Required work:
1 - Translate this sentence from the court decision into Spanish: "In opposition, the defendant failed to raise a triable issue of fact."
2 - Answer these questions using the court decision:
(a) Which county's Supreme Court issued the order being appealed?
(b) What weapon was the defendant convicted of possessing?
(c) On what date was the appealed order dated?
3 - Quote the part of the court decision that opens with the words containing "Janet DiFiore, District" and closes with "affirmed, with costs.".

Text shown:
Janet DiFiore, Respondent,
v
Chauncey Ramos, Appellant.

—[*1] Chauncey Ramos, Ossining, N.Y., appellant pro se.

Janet DiFiore, District Attorney, White Plains, N.Y. (Hae Jin Liu, Richard Longworth Hecht, and Anthony J. Servino of counsel), for respondent.

In a civil forfeiture action pursuant to CPLR article 13-A, the defendant appeals from an order of the Supreme Court, Westchester County (DiBella, J.), dated August 29, 2008, which granted the plaintiff's motion for summary judgment on the complaint.

Ordered that the order is affirmed, with costs.

The plaintiff demonstrated her prima facie entitlement to judgment as a matter of law in this action for civil forfeiture of the defendant's vehicle by establishing that the vehicle "contribute[d] directly and materially to the commission" of the underlying crimes of which he was convicted, and thus constituted an "instrumentality" of those crimes (CPLR 1310 [4]; see CPLR 1311 [1]; Dillon v Farrell, 230 AD2d 818 [1996]; Hynes v Iadarola, 221 AD2d 131 [1996]). Here, the defendant was convicted of one count of assault in the second degree and two counts of criminal possession of a weapon, a stun gun, in the third degree (see People v Ramos, 45 AD3d 702 [2007]). The plaintiff established by a preponderance of the evidence that the defendant possessed the stun gun in his vehicle when he attempted to flee the scene of the assault. In opposition, the defendant failed to raise a triable issue of fact. In fact, in his affidavit in opposition to the motion, the defendant admitted that he left the scene in his vehicle with the stun gun in his possession and discarded it thereafter.

Further, the defendant's arguments that civil forfeiture violates the proscription against double jeopardy, and that the trial justice who convicted the defendant after a nonjury criminal trial should have recused himself in the instant civil action, are not properly before this Court, and, in any [*2]event, are without merit (see People v Doyle, 15 AD3d 674, 675 [2005]; People v Edmonson, 300 AD2d 317 [2002]; Property Clerk of N.Y. City Police Dept. v Carter, 246 AD2d 400 [1998]; People v Jackson, 185 AD2d 363 [1992]).

Accordingly, the Supreme Court correctly granted the plaintiff's motion for summary judgment on the complaint. Spolzino, J.P., Santucci, Belen and Lott, JJ., concur.

Collected data:
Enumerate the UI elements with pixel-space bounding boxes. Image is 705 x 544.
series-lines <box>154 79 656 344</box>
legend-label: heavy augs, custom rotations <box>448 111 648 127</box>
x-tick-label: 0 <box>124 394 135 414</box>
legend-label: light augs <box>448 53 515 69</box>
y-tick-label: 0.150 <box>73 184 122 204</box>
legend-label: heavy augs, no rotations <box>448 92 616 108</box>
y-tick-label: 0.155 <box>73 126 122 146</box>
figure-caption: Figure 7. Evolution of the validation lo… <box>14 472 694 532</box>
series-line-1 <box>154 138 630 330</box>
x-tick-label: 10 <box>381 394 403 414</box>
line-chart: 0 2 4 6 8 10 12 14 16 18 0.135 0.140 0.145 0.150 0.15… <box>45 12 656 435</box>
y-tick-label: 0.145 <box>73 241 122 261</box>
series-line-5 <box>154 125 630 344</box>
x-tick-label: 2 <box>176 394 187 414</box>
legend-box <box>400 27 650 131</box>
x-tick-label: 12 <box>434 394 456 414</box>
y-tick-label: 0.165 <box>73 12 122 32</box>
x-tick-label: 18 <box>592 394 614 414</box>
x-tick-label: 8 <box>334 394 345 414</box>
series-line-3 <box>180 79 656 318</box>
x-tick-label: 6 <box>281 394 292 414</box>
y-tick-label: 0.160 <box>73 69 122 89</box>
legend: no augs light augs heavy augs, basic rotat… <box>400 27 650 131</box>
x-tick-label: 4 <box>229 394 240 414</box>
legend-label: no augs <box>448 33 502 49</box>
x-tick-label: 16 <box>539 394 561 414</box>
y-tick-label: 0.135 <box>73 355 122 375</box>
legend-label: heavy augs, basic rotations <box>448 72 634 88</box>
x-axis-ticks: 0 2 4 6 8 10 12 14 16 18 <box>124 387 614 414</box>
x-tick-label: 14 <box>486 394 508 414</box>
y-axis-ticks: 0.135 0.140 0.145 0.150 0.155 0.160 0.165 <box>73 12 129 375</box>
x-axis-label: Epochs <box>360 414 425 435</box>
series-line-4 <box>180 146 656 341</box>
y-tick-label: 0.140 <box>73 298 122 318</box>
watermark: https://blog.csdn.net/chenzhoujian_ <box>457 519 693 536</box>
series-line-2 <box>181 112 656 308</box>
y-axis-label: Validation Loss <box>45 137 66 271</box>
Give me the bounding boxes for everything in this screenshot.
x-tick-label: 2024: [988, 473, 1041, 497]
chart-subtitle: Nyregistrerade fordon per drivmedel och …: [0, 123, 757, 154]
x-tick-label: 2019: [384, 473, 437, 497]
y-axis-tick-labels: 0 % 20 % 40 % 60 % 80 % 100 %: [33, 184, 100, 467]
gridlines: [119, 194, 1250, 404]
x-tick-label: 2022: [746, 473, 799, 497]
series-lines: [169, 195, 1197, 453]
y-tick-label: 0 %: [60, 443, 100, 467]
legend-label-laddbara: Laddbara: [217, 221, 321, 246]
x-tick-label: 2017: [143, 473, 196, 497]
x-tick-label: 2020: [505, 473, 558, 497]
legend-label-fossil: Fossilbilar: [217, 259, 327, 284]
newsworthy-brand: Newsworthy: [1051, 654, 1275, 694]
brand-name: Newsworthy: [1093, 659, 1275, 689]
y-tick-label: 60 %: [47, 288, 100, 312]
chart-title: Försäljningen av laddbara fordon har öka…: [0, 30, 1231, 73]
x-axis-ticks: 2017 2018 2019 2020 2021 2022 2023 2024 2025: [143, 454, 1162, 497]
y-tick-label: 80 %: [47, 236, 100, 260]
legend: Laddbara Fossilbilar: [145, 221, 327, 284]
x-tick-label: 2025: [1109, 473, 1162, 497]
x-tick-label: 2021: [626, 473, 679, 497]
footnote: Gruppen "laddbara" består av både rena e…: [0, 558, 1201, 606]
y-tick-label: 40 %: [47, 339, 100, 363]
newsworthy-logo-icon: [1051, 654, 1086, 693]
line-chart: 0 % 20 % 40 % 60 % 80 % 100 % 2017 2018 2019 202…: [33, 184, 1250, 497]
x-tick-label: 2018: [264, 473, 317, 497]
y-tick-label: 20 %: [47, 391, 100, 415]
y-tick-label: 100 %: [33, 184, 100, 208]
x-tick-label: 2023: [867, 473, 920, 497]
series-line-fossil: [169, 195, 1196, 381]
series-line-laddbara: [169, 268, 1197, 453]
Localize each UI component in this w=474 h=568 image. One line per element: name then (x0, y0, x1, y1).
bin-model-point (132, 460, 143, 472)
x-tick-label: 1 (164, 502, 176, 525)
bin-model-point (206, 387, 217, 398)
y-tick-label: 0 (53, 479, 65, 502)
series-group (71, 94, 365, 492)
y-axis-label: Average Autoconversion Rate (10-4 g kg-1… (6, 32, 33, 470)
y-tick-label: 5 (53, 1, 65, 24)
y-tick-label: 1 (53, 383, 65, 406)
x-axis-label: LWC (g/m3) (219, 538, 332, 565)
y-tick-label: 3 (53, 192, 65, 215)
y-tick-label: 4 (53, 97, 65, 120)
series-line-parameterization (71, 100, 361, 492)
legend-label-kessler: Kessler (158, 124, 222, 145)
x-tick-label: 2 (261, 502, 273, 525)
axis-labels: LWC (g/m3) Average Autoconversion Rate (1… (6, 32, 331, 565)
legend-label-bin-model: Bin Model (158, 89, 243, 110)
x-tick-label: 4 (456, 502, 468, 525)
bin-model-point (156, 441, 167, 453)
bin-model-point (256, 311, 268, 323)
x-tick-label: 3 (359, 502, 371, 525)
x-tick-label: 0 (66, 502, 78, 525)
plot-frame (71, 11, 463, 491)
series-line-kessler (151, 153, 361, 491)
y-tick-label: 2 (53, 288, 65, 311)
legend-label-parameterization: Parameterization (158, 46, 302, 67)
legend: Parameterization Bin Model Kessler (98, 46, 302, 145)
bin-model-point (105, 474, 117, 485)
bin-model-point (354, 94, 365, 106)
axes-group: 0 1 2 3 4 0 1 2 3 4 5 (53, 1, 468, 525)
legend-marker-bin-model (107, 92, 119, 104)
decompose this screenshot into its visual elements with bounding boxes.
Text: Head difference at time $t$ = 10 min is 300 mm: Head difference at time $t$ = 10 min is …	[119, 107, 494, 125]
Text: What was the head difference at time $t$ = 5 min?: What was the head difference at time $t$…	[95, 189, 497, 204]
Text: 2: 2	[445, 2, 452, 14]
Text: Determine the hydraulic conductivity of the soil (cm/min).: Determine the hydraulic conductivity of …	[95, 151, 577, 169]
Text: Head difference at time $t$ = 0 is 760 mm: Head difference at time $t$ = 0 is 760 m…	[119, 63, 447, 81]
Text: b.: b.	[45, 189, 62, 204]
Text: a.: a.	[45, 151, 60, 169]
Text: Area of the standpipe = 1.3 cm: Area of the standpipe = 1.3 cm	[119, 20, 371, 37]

Outputs by task:
1 - En oposición, el demandado no logró plantear una cuestión de hecho susceptible de juicio.

2 -
(a) Westchester County
(b) A stun gun
(c) August 29, 2008

3 -
Janet DiFiore, District Attorney, White Plains, N.Y. (Hae Jin Liu, Richard Longworth Hecht, and Anthony J. Servino of counsel), for respondent.

In a civil forfeiture action pursuant to CPLR article 13-A, the defendant appeals from an order of the Supreme Court, Westchester County (DiBella, J.), dated August 29, 2008, which granted the plaintiff's motion for summary judgment on the complaint.

Ordered that the order is affirmed, with costs.